╔══

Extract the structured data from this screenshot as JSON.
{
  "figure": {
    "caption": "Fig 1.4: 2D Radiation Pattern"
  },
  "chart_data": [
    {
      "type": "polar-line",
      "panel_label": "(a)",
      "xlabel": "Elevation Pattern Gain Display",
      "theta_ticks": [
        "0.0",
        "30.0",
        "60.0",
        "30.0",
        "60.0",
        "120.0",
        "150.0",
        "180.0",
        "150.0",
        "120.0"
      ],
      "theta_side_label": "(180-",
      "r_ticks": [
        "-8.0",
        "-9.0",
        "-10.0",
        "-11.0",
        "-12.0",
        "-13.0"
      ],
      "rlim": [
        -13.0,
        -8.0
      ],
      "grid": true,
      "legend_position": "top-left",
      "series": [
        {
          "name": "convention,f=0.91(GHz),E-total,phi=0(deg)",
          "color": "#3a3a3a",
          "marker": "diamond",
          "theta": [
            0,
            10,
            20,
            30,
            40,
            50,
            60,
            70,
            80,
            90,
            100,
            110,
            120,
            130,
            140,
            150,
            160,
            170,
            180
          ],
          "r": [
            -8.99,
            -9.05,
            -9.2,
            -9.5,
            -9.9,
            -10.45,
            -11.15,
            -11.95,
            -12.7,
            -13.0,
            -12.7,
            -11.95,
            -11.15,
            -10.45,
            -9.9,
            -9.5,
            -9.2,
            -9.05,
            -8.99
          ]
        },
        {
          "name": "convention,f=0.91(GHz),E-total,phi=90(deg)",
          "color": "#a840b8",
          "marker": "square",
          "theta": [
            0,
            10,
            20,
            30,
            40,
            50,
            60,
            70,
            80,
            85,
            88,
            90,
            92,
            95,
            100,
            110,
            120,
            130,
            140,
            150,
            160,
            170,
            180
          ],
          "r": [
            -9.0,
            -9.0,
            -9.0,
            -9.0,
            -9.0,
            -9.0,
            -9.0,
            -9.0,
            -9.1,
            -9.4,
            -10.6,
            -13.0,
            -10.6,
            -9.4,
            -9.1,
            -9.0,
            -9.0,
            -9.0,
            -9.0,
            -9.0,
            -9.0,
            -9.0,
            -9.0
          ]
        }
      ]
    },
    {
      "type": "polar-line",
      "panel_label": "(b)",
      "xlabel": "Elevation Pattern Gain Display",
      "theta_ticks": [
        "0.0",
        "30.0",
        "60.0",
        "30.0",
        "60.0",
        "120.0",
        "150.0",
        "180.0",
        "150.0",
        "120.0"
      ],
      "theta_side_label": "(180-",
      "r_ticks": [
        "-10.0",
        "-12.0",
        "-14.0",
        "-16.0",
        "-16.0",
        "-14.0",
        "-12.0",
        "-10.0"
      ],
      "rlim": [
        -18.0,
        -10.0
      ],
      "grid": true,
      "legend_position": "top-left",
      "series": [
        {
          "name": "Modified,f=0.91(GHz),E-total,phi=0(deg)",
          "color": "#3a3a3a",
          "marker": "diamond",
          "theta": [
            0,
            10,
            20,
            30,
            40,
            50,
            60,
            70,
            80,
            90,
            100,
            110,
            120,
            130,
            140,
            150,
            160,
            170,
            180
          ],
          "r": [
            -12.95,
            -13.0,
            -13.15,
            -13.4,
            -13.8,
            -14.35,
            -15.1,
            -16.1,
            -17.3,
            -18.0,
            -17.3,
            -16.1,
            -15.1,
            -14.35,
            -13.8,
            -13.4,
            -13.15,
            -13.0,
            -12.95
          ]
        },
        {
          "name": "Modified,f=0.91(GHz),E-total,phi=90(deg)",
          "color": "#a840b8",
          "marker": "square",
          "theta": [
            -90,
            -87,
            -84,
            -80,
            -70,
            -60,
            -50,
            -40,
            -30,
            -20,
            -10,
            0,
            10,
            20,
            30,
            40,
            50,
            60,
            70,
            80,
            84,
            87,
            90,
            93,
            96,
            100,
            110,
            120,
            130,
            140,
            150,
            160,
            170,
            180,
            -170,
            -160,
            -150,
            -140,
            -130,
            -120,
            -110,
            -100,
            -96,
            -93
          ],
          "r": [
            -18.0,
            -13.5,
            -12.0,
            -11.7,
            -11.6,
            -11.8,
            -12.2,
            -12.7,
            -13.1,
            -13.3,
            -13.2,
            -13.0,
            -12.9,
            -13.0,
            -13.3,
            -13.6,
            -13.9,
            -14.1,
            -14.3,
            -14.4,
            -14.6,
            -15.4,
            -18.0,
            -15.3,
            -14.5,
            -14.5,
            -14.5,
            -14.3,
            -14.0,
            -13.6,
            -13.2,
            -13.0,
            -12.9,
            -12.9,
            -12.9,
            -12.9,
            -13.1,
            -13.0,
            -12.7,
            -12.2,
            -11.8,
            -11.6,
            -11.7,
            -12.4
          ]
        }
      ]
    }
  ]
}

╚══

→ Goal of the exercise: How many lines of the entries above hold the string "total"? Reply with the number alone.

→ Reply: 4